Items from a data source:
__________
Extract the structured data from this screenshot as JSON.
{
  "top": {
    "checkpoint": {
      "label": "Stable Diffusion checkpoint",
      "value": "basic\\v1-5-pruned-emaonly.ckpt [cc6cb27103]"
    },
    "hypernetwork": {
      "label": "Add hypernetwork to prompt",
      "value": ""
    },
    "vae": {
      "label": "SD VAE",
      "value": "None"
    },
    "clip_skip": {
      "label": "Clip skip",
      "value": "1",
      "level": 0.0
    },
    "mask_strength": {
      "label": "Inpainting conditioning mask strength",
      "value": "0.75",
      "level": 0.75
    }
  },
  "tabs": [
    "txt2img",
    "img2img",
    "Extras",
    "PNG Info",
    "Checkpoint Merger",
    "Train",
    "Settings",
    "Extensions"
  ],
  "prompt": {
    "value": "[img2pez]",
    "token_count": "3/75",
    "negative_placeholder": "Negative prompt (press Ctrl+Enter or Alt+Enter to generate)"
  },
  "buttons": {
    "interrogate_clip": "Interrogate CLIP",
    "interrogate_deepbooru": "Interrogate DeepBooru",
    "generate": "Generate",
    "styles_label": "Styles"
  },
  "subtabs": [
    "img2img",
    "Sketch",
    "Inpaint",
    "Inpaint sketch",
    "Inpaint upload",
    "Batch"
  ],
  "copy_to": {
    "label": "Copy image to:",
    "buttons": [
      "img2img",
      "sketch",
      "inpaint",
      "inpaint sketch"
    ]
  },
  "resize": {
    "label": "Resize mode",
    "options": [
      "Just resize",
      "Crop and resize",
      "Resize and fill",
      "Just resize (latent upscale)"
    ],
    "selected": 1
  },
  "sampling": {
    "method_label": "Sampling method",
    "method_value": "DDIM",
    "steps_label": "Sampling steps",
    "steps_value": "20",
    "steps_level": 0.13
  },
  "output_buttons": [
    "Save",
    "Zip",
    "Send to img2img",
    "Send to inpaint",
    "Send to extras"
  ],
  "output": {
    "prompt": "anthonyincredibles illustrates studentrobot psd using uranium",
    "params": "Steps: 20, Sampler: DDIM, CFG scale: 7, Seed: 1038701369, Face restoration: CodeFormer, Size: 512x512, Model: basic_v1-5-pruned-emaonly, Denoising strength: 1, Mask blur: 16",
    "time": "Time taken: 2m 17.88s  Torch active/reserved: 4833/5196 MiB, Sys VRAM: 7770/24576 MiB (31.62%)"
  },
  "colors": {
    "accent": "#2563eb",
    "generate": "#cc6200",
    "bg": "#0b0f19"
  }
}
__________
**Set task:** Restate the whole listing exactly.

**Solution to the problem:**
Extract the structured data from this screenshot as JSON.
{
  "top": {
    "checkpoint": {
      "label": "Stable Diffusion checkpoint",
      "value": "basic\\v1-5-pruned-emaonly.ckpt [cc6cb27103]"
    },
    "hypernetwork": {
      "label": "Add hypernetwork to prompt",
      "value": ""
    },
    "vae": {
      "label": "SD VAE",
      "value": "None"
    },
    "clip_skip": {
      "label": "Clip skip",
      "value": "1",
      "level": 0.0
    },
    "mask_strength": {
      "label": "Inpainting conditioning mask strength",
      "value": "0.75",
      "level": 0.75
    }
  },
  "tabs": [
    "txt2img",
    "img2img",
    "Extras",
    "PNG Info",
    "Checkpoint Merger",
    "Train",
    "Settings",
    "Extensions"
  ],
  "prompt": {
    "value": "[img2pez]",
    "token_count": "3/75",
    "negative_placeholder": "Negative prompt (press Ctrl+Enter or Alt+Enter to generate)"
  },
  "buttons": {
    "interrogate_clip": "Interrogate CLIP",
    "interrogate_deepbooru": "Interrogate DeepBooru",
    "generate": "Generate",
    "styles_label": "Styles"
  },
  "subtabs": [
    "img2img",
    "Sketch",
    "Inpaint",
    "Inpaint sketch",
    "Inpaint upload",
    "Batch"
  ],
  "copy_to": {
    "label": "Copy image to:",
    "buttons": [
      "img2img",
      "sketch",
      "inpaint",
      "inpaint sketch"
    ]
  },
  "resize": {
    "label": "Resize mode",
    "options": [
      "Just resize",
      "Crop and resize",
      "Resize and fill",
      "Just resize (latent upscale)"
    ],
    "selected": 1
  },
  "sampling": {
    "method_label": "Sampling method",
    "method_value": "DDIM",
    "steps_label": "Sampling steps",
    "steps_value": "20",
    "steps_level": 0.13
  },
  "output_buttons": [
    "Save",
    "Zip",
    "Send to img2img",
    "Send to inpaint",
    "Send to extras"
  ],
  "output": {
    "prompt": "anthonyincredibles illustrates studentrobot psd using uranium",
    "params": "Steps: 20, Sampler: DDIM, CFG scale: 7, Seed: 1038701369, Face restoration: CodeFormer, Size: 512x512, Model: basic_v1-5-pruned-emaonly, Denoising strength: 1, Mask blur: 16",
    "time": "Time taken: 2m 17.88s  Torch active/reserved: 4833/5196 MiB, Sys VRAM: 7770/24576 MiB (31.62%)"
  },
  "colors": {
    "accent": "#2563eb",
    "generate": "#cc6200",
    "bg": "#0b0f19"
  }
}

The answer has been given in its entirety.